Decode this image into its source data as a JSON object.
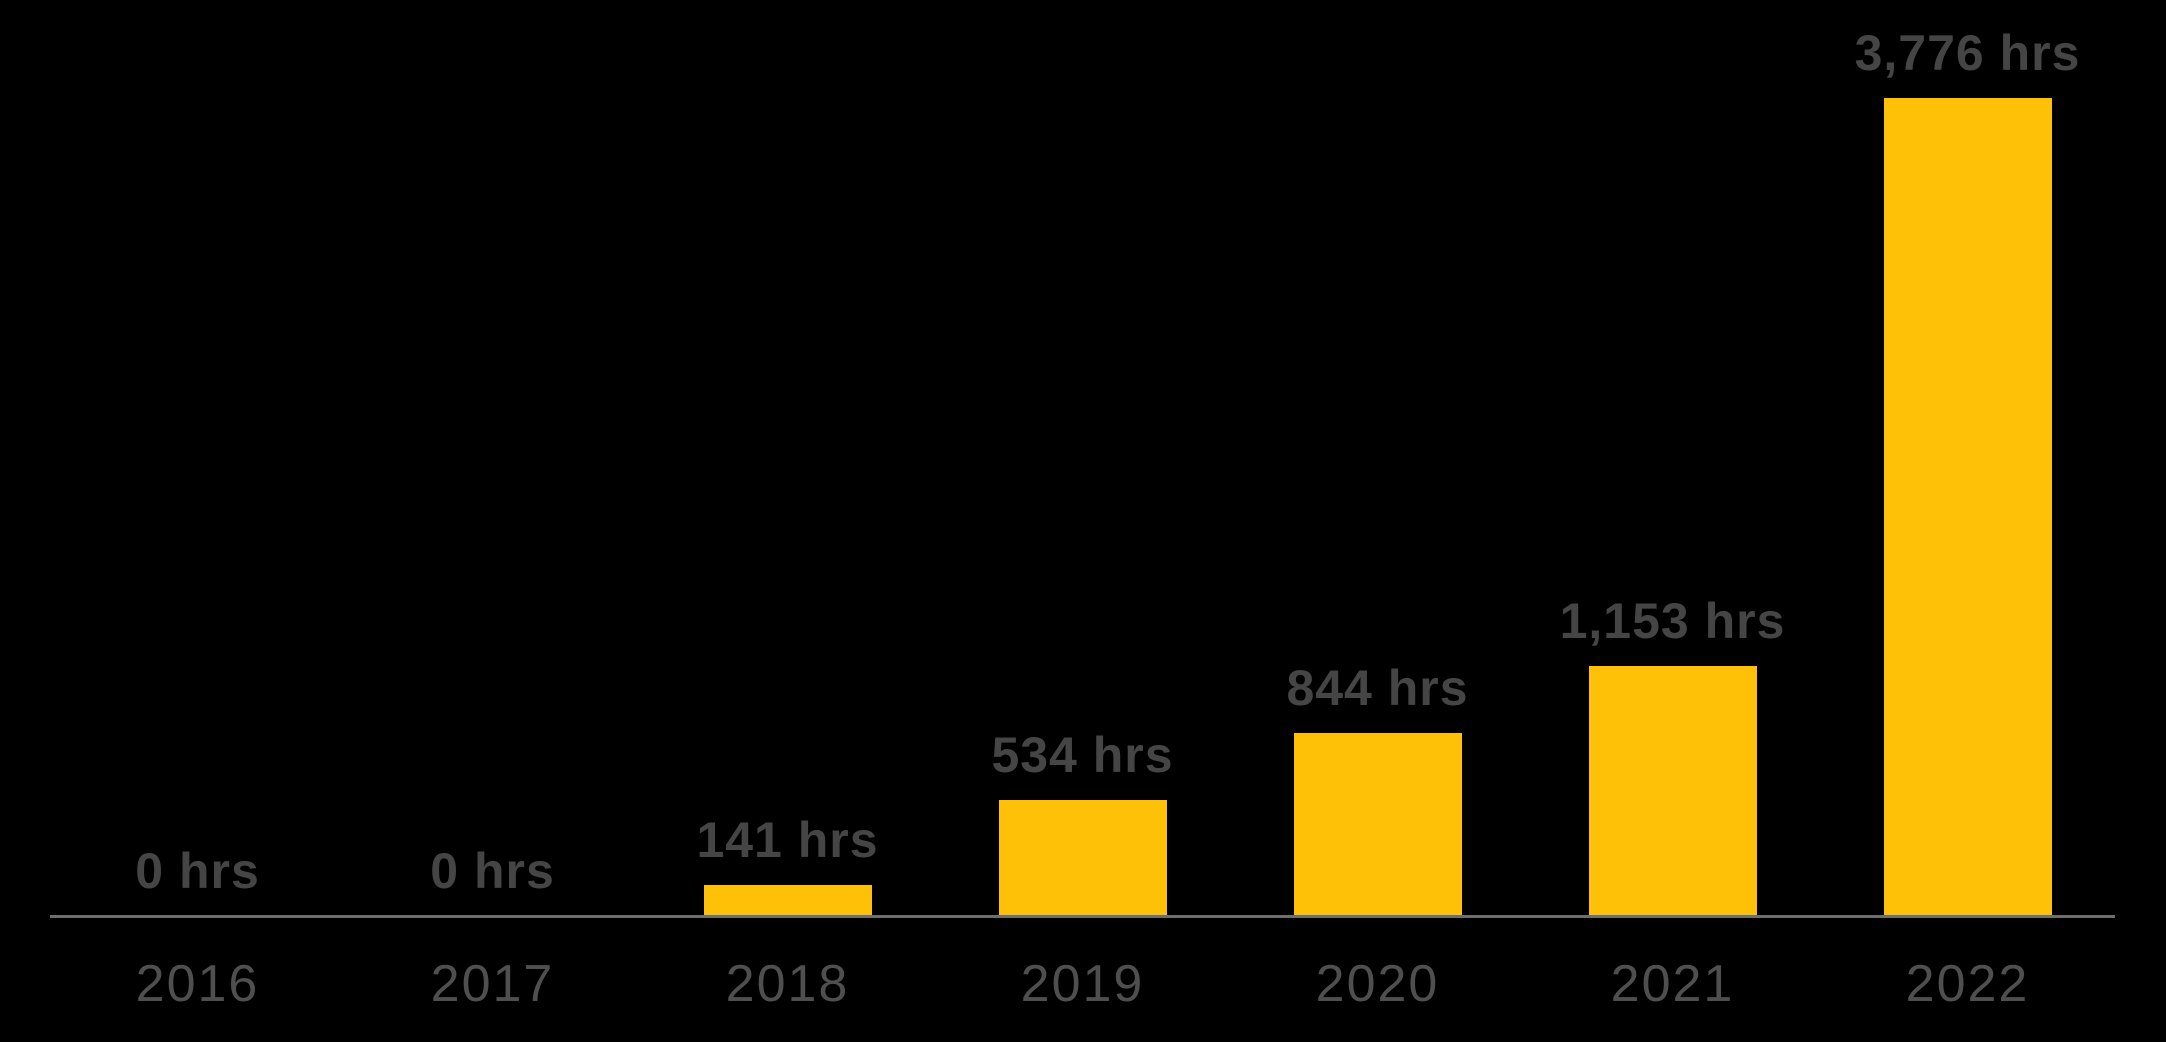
{
  "chart_data": {
    "type": "bar",
    "title": "",
    "categories": [
      "2016",
      "2017",
      "2018",
      "2019",
      "2020",
      "2021",
      "2022"
    ],
    "values": [
      0,
      0,
      141,
      534,
      844,
      1153,
      3776
    ],
    "value_labels": [
      "0 hrs",
      "0 hrs",
      "141 hrs",
      "534 hrs",
      "844 hrs",
      "1,153 hrs",
      "3,776 hrs"
    ],
    "unit": "hrs",
    "xlabel": "",
    "ylabel": "",
    "ylim": [
      0,
      3776
    ],
    "grid": false,
    "legend_position": "none",
    "colors": {
      "bar": "#FFC107",
      "value_label": "#454545",
      "year_label": "#4F4F4F",
      "axis_line": "#6E6E6E",
      "background": "#000000"
    }
  }
}
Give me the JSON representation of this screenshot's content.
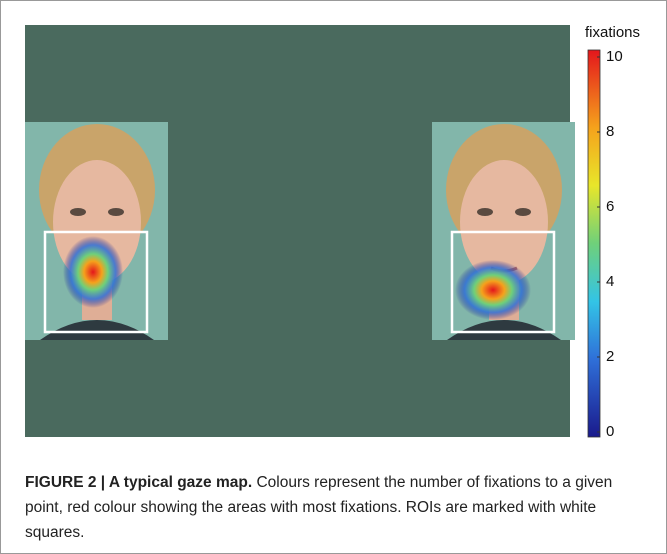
{
  "colorbar": {
    "label": "fixations",
    "lim": [
      0,
      10
    ],
    "ticks": [
      0,
      2,
      4,
      6,
      8,
      10
    ]
  },
  "caption": {
    "label": "FIGURE 2 | A typical gaze map.",
    "text": "Colours represent the number of fixations to a given point, red colour showing the areas with most fixations. ROIs are marked with white squares."
  }
}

◆ ◆ ◆ ◆ ◆

### Challenge
Determine the count of lines in the data above with the string "this" in them, and give that count alone.

### Solution below
2